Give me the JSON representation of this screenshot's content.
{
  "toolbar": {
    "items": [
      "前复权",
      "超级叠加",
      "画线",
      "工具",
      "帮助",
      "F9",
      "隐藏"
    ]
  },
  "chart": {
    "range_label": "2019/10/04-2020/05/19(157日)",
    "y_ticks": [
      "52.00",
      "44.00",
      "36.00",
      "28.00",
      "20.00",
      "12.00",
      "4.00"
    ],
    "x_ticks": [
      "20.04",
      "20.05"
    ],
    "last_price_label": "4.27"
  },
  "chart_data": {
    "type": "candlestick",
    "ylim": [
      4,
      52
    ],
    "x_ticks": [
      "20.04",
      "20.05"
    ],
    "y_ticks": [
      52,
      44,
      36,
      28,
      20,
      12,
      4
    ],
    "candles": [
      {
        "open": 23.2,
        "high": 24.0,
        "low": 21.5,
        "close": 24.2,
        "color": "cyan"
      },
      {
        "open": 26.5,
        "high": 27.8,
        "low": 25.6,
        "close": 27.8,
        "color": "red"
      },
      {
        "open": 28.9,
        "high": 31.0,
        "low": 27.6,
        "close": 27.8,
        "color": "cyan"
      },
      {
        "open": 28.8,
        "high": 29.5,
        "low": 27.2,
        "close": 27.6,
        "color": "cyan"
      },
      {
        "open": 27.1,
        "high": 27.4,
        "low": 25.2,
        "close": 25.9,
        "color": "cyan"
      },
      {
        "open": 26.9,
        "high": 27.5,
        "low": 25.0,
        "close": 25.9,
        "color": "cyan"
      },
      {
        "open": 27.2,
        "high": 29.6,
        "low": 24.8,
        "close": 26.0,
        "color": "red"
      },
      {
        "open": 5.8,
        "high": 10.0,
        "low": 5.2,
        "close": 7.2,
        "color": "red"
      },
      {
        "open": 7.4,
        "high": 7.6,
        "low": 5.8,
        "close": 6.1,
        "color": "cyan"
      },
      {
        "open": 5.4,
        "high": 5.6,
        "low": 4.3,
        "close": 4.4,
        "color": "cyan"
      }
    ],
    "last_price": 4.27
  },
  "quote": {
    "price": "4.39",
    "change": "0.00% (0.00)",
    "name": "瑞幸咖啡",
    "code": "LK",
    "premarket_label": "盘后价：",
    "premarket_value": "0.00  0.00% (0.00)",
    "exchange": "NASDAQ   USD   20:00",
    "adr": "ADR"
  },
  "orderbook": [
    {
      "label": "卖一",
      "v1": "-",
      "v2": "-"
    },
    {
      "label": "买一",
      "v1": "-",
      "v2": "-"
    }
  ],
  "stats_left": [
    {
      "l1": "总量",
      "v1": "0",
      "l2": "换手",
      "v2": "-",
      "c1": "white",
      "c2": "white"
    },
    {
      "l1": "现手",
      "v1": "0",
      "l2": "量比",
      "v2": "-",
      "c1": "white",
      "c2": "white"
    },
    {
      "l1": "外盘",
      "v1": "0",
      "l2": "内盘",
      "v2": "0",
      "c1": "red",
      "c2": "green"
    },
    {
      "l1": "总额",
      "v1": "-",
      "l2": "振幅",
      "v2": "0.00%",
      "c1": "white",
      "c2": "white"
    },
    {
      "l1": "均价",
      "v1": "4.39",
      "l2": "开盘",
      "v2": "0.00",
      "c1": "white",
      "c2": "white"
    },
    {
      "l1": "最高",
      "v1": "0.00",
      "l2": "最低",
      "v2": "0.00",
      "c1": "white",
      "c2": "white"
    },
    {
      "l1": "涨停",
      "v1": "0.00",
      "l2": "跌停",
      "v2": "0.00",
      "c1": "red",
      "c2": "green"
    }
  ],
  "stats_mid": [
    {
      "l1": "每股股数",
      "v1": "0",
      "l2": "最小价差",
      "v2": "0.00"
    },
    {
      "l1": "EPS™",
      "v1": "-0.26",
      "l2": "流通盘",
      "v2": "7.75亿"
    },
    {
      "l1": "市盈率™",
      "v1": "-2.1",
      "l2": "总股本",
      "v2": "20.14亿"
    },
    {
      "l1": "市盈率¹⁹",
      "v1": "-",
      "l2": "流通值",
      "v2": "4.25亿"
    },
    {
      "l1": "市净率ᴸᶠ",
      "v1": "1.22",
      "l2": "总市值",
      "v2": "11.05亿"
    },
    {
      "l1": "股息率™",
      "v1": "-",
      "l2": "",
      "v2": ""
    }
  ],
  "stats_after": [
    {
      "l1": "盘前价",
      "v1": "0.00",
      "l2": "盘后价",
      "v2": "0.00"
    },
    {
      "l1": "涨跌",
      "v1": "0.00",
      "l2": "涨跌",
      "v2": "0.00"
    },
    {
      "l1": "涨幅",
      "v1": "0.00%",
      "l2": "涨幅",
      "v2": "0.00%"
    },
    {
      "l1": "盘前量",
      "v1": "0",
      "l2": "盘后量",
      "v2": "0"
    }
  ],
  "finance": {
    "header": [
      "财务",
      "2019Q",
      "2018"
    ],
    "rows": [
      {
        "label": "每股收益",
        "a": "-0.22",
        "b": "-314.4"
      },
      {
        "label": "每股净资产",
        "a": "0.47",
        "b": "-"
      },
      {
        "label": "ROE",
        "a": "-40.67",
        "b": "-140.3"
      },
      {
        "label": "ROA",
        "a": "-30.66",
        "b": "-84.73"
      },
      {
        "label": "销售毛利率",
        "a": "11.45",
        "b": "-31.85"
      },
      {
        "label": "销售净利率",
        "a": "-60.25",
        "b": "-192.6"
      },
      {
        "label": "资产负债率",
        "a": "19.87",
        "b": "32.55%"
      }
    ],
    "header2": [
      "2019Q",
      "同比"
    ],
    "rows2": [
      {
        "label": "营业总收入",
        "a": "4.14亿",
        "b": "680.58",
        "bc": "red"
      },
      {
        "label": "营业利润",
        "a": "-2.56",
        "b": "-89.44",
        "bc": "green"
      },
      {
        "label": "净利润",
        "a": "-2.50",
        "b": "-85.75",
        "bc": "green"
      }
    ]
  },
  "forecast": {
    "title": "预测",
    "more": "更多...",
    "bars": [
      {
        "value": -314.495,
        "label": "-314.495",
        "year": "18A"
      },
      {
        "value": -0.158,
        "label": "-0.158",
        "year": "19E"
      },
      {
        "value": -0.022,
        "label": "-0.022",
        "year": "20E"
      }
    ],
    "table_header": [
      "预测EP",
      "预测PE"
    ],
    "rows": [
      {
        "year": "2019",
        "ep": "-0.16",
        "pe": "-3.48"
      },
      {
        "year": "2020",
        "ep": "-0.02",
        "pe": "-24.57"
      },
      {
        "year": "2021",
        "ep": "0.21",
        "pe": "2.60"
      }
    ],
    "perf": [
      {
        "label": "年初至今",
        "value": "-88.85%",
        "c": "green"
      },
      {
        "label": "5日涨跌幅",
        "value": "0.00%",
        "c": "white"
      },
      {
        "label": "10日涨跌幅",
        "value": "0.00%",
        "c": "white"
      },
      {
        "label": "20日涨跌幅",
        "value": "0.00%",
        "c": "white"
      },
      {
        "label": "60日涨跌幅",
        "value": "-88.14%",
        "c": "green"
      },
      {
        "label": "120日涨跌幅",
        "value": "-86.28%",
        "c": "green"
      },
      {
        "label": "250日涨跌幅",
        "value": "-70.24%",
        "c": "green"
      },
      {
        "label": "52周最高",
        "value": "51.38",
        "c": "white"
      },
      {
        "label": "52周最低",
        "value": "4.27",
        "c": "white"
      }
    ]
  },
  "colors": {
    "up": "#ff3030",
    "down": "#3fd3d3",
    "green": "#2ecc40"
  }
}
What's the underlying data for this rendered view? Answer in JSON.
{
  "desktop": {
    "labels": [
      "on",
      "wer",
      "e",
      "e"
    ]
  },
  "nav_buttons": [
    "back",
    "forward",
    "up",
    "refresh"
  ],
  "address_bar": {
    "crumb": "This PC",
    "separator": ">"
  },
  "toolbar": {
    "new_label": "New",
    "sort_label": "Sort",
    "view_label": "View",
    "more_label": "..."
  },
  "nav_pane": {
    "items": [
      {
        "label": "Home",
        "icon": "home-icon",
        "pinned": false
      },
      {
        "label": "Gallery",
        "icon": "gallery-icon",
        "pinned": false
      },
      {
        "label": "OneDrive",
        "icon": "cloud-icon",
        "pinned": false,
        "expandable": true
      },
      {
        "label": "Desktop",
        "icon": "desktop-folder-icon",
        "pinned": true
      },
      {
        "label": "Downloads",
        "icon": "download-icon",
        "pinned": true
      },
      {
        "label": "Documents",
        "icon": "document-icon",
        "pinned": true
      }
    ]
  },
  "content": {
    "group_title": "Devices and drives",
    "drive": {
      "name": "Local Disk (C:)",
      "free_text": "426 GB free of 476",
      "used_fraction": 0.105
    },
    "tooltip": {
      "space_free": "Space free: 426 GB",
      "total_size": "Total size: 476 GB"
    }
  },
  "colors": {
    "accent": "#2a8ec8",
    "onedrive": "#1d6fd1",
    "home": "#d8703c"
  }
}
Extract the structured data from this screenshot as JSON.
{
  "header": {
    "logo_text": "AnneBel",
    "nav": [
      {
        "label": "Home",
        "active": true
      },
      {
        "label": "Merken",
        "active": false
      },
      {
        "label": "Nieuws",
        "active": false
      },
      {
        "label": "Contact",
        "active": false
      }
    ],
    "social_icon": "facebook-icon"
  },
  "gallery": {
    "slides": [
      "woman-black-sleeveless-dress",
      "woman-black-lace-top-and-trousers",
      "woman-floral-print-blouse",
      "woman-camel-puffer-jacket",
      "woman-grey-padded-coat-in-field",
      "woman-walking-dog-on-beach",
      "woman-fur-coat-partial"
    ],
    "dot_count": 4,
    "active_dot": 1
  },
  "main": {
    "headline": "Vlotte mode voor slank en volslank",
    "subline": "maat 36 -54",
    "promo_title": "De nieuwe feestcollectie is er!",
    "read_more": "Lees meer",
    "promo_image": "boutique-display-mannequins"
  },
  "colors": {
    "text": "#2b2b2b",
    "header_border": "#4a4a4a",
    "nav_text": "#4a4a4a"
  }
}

Task brief
Copy each line of the entries that includes the word "open".

Response to the task
        "open": 23.2,
        "open": 26.5,
        "open": 28.9,
        "open": 28.8,
        "open": 27.1,
        "open": 26.9,
        "open": 27.2,
        "open": 5.8,
        "open": 7.4,
        "open": 5.4,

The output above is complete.